Dataset items
▽
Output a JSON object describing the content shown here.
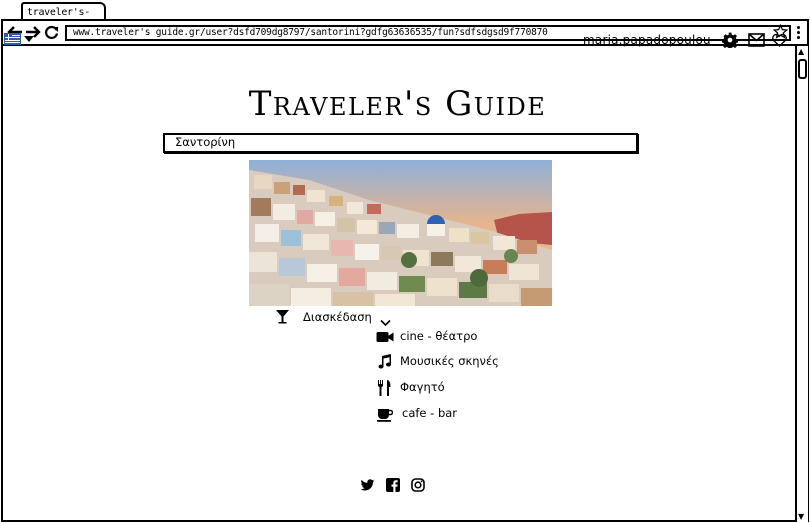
{
  "browser": {
    "tab_title": "traveler's-guide",
    "url": "www.traveler's guide.gr/user?dsfd709dg8797/santorini?gdfg63636535/fun?sdfsdgsd9f770870"
  },
  "header": {
    "language_flag": "greek-flag-icon",
    "username": "maria.papadopoulou",
    "icons": [
      "gear-icon",
      "mail-icon",
      "heart-icon"
    ]
  },
  "main": {
    "title": "Traveler's Guide",
    "search": {
      "value": "Σαντορίνη"
    },
    "category": {
      "icon": "cocktail-icon",
      "label": "Διασκέδαση"
    },
    "subcategories": [
      {
        "icon": "video-camera-icon",
        "label": "cine - θέατρο"
      },
      {
        "icon": "music-note-icon",
        "label": "Μουσικές σκηνές"
      },
      {
        "icon": "utensils-icon",
        "label": "Φαγητό"
      },
      {
        "icon": "coffee-cup-icon",
        "label": "cafe - bar"
      }
    ]
  },
  "footer": {
    "social": [
      "twitter-icon",
      "facebook-icon",
      "instagram-icon"
    ]
  }
}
△
### The task
Are you able to set down all the lines above exactly, without any pictures?

### Answer for the task
Output a JSON object describing the content shown here.
{
  "browser": {
    "tab_title": "traveler's-guide",
    "url": "www.traveler's guide.gr/user?dsfd709dg8797/santorini?gdfg63636535/fun?sdfsdgsd9f770870"
  },
  "header": {
    "language_flag": "greek-flag-icon",
    "username": "maria.papadopoulou",
    "icons": [
      "gear-icon",
      "mail-icon",
      "heart-icon"
    ]
  },
  "main": {
    "title": "Traveler's Guide",
    "search": {
      "value": "Σαντορίνη"
    },
    "category": {
      "icon": "cocktail-icon",
      "label": "Διασκέδαση"
    },
    "subcategories": [
      {
        "icon": "video-camera-icon",
        "label": "cine - θέατρο"
      },
      {
        "icon": "music-note-icon",
        "label": "Μουσικές σκηνές"
      },
      {
        "icon": "utensils-icon",
        "label": "Φαγητό"
      },
      {
        "icon": "coffee-cup-icon",
        "label": "cafe - bar"
      }
    ]
  },
  "footer": {
    "social": [
      "twitter-icon",
      "facebook-icon",
      "instagram-icon"
    ]
  }
}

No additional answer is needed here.